• Given task: Your reply should be a single number: how many lines contain the string "conforme".

[Data entries]
+++++

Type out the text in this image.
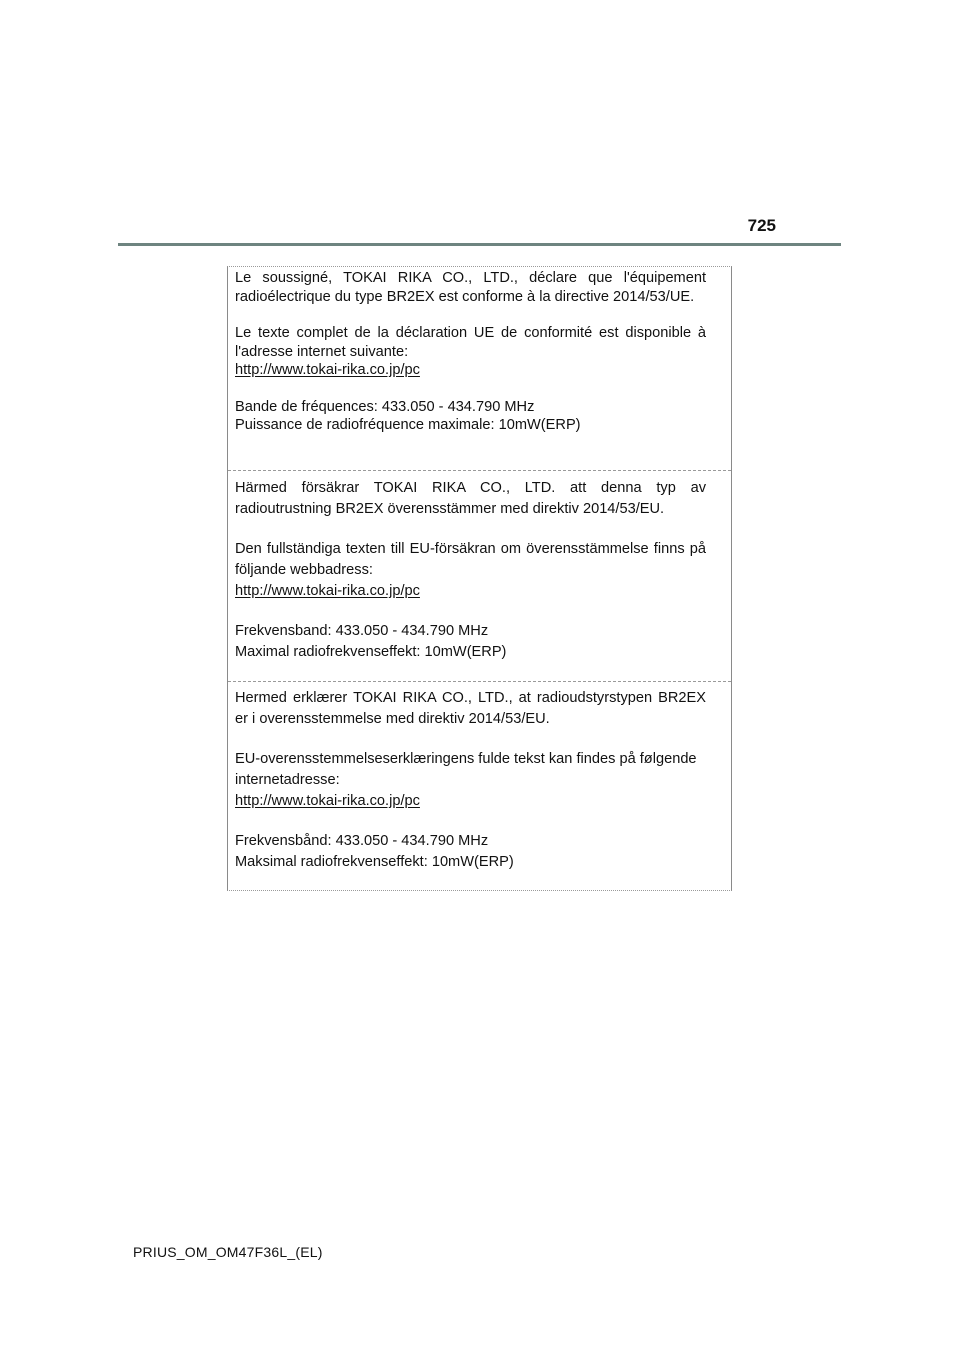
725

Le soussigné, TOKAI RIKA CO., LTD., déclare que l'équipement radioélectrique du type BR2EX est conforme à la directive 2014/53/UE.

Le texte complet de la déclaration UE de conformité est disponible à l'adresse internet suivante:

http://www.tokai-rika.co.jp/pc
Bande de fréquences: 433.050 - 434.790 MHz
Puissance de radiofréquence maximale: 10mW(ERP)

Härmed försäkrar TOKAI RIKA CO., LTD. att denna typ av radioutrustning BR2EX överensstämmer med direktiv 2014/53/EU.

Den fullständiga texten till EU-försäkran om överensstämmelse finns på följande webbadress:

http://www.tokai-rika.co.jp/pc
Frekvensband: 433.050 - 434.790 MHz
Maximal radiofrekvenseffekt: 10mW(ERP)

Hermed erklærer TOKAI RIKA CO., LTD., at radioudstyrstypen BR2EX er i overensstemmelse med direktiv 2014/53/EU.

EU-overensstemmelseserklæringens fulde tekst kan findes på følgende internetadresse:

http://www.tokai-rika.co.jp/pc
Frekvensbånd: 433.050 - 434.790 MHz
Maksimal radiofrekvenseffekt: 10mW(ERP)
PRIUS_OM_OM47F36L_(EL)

+++++

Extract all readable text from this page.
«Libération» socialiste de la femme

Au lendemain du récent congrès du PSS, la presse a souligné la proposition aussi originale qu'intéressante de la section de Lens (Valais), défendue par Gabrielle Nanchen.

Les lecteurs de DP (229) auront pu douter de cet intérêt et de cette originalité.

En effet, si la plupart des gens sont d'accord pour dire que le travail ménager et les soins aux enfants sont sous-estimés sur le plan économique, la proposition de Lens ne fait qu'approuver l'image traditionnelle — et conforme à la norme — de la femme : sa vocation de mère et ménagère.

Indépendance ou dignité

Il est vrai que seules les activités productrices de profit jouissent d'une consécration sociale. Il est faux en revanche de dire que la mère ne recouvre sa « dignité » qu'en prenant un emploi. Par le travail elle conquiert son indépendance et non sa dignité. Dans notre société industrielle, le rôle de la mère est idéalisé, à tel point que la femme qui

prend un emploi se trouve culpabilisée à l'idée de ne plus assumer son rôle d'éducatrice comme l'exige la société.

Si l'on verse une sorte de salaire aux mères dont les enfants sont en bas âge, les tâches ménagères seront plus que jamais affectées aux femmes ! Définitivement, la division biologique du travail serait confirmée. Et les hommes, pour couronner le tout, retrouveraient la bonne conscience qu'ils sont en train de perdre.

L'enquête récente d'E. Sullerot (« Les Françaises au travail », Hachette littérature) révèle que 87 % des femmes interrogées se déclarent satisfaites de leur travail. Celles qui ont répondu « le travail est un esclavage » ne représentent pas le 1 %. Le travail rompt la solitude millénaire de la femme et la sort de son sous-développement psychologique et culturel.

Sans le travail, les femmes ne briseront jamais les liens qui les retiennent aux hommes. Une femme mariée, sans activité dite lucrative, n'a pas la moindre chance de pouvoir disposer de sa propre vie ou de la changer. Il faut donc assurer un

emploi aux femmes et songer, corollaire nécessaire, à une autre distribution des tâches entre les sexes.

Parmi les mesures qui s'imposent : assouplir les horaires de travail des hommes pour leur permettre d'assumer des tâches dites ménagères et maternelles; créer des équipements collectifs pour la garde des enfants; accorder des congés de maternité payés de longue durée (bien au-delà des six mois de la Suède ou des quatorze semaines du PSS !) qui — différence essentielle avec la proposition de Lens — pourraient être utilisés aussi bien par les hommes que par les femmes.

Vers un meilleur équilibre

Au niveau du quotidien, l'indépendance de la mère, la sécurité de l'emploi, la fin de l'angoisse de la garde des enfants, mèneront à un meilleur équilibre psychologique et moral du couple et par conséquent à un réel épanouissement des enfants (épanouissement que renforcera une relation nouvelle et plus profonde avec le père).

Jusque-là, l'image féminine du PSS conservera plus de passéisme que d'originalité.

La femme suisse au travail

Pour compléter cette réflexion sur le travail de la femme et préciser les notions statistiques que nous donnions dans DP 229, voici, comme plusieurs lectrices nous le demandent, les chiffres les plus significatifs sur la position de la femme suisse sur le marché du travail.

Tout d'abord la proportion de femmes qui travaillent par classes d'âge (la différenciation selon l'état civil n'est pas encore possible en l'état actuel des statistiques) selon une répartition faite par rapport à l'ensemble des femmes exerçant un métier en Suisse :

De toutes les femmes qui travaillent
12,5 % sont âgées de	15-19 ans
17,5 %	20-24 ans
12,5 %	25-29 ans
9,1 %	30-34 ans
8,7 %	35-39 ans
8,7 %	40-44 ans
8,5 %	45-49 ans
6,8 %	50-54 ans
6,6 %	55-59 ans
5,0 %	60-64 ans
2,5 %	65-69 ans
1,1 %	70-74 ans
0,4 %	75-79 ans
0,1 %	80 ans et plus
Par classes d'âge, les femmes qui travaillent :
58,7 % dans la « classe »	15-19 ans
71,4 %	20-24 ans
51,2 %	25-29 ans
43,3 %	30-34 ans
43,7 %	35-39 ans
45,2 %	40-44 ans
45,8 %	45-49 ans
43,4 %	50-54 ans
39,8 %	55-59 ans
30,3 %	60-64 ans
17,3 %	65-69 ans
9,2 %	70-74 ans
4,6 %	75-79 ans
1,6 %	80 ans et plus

+++++

• Exercise output: 2